> _Data provided_

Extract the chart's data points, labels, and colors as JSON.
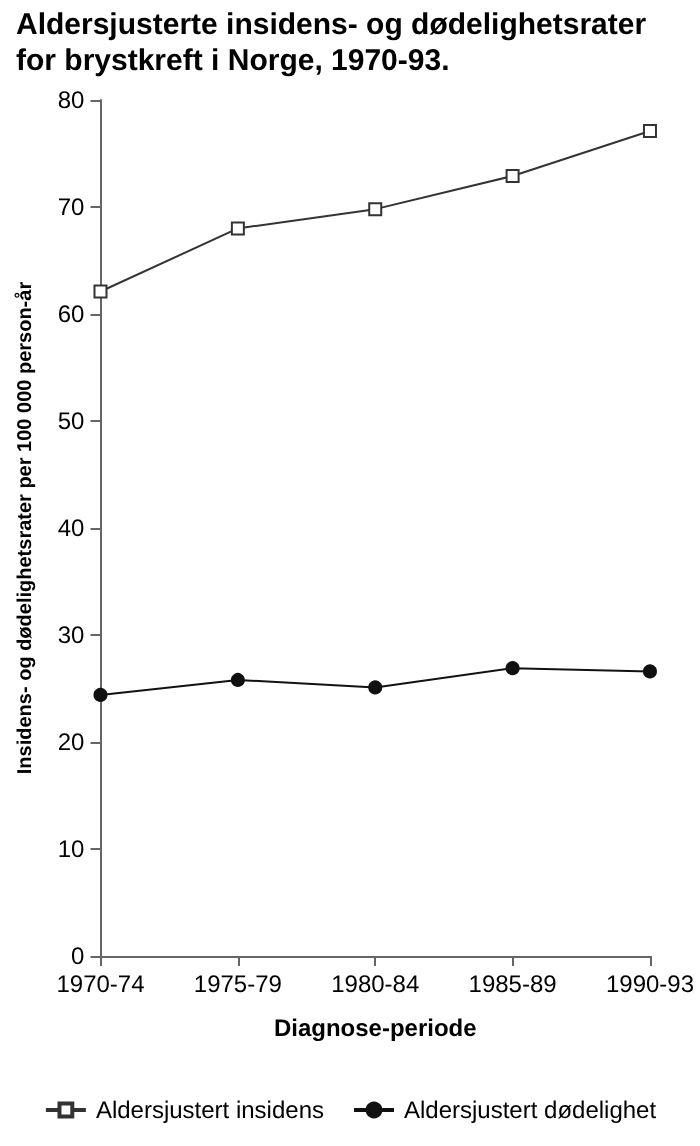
{
  "chart_data": {
    "type": "line",
    "title": "Aldersjusterte insidens- og dødelighetsrater for brystkreft i Norge, 1970-93.",
    "xlabel": "Diagnose-periode",
    "ylabel": "Insidens- og dødelighetsrater per 100 000 person-år",
    "categories": [
      "1970-74",
      "1975-79",
      "1980-84",
      "1985-89",
      "1990-93"
    ],
    "series": [
      {
        "name": "Aldersjustert insidens",
        "color": "#333333",
        "marker": "square",
        "values": [
          62.1,
          68.0,
          69.8,
          72.9,
          77.1
        ]
      },
      {
        "name": "Aldersjustert dødelighet",
        "color": "#111111",
        "marker": "circle",
        "values": [
          24.4,
          25.8,
          25.1,
          26.9,
          26.6
        ]
      }
    ],
    "ylim": [
      0,
      80
    ],
    "yticks": [
      0,
      10,
      20,
      30,
      40,
      50,
      60,
      70,
      80
    ],
    "grid": false,
    "legend": "bottom",
    "line_style": "solid"
  }
}
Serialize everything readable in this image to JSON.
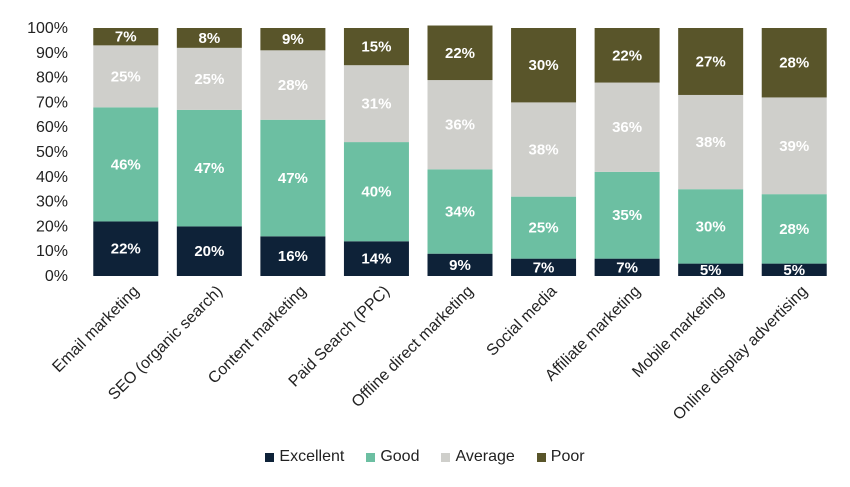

> _Problem requirements_
Quote the data exactly, leaving every image out of the copy.

> _Worked answer_
Extract the chart's data points, labels, and colors as JSON.
{
  "chart_data": {
    "type": "line",
    "title": "Aldersjusterte insidens- og dødelighetsrater for brystkreft i Norge, 1970-93.",
    "xlabel": "Diagnose-periode",
    "ylabel": "Insidens- og dødelighetsrater per 100 000 person-år",
    "categories": [
      "1970-74",
      "1975-79",
      "1980-84",
      "1985-89",
      "1990-93"
    ],
    "series": [
      {
        "name": "Aldersjustert insidens",
        "color": "#333333",
        "marker": "square",
        "values": [
          62.1,
          68.0,
          69.8,
          72.9,
          77.1
        ]
      },
      {
        "name": "Aldersjustert dødelighet",
        "color": "#111111",
        "marker": "circle",
        "values": [
          24.4,
          25.8,
          25.1,
          26.9,
          26.6
        ]
      }
    ],
    "ylim": [
      0,
      80
    ],
    "yticks": [
      0,
      10,
      20,
      30,
      40,
      50,
      60,
      70,
      80
    ],
    "grid": false,
    "legend": "bottom",
    "line_style": "solid"
  }
}
Serialize everything readable in this image to JSON.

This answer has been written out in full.